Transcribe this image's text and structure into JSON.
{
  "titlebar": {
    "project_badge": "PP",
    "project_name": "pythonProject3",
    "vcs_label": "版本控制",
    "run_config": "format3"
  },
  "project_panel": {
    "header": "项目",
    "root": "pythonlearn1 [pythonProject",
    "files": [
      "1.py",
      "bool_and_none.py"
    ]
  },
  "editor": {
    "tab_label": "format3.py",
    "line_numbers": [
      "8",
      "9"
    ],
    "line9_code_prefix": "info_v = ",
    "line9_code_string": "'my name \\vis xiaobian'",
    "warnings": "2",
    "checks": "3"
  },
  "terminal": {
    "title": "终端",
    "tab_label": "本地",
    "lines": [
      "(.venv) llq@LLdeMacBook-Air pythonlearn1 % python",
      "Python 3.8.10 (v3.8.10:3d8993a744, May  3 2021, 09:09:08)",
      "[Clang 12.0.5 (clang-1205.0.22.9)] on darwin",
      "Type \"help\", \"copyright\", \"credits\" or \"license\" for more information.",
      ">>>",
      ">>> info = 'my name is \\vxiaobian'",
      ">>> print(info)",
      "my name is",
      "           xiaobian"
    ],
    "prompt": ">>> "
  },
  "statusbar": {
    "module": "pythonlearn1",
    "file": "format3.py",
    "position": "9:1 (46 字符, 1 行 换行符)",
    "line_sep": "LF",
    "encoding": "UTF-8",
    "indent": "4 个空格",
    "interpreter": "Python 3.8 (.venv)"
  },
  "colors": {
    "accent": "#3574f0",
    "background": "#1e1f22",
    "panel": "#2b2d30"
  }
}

> **WHAT IS NEEDED**
Extract every line that has the string "venv" in it.

> **RESULT**
      "(.venv) llq@LLdeMacBook-Air pythonlearn1 % python",
    "interpreter": "Python 3.8 (.venv)"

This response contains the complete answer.